> What you will do
Copy all lines holding the word "Carolina" from the entries.

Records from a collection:
--*--
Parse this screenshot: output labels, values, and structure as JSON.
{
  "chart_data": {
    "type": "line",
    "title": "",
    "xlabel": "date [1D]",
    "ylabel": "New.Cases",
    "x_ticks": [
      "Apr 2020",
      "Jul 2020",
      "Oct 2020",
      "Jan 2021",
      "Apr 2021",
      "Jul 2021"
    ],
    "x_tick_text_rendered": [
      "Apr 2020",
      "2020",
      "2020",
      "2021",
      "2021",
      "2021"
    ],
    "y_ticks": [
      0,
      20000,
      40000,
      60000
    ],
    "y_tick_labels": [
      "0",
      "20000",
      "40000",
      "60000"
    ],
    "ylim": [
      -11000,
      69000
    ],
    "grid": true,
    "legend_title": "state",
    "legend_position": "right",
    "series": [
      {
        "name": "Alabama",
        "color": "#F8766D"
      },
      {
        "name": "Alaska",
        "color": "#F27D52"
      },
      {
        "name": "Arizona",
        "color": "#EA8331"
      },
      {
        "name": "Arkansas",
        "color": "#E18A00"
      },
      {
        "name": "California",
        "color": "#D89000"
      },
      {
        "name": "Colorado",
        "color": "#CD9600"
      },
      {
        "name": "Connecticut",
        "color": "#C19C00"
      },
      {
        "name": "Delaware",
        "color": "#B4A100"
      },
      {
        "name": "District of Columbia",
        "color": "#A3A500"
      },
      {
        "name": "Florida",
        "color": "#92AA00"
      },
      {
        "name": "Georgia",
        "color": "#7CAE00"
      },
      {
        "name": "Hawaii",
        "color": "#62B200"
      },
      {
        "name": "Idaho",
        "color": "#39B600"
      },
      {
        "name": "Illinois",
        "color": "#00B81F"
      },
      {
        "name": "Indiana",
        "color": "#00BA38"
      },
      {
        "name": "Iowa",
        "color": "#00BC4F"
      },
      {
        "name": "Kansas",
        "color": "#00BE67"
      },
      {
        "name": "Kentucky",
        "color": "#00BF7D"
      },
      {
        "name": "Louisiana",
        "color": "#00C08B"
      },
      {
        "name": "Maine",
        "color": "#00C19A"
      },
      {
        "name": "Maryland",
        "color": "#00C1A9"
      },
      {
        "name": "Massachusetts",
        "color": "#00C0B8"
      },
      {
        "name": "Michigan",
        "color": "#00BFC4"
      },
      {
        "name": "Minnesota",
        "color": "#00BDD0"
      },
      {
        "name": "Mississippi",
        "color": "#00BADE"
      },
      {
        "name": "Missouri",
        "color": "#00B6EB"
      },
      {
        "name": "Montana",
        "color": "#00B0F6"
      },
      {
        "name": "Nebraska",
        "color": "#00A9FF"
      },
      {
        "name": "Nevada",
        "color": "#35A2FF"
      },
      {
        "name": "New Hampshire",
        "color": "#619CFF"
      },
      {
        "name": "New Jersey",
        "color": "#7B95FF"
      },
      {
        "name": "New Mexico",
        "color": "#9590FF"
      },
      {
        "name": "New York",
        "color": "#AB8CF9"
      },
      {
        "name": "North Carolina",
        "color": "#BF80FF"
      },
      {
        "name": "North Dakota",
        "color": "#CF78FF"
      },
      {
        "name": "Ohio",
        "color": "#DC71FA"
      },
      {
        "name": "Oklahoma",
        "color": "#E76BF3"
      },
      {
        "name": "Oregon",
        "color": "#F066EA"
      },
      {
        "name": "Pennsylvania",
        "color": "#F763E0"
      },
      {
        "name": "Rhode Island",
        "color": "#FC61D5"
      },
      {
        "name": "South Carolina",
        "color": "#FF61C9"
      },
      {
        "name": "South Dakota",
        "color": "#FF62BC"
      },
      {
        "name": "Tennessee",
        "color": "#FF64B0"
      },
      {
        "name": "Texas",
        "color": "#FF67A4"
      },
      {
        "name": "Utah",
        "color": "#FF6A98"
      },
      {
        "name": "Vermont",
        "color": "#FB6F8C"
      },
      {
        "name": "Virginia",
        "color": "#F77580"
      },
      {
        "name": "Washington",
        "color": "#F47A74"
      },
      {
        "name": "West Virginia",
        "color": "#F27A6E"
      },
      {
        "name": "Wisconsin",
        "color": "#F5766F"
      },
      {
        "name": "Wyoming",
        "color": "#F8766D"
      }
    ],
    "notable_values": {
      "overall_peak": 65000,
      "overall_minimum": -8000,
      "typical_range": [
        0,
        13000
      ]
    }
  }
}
--*--
> Answer to this exercise
        "name": "North Carolina",
        "name": "South Carolina",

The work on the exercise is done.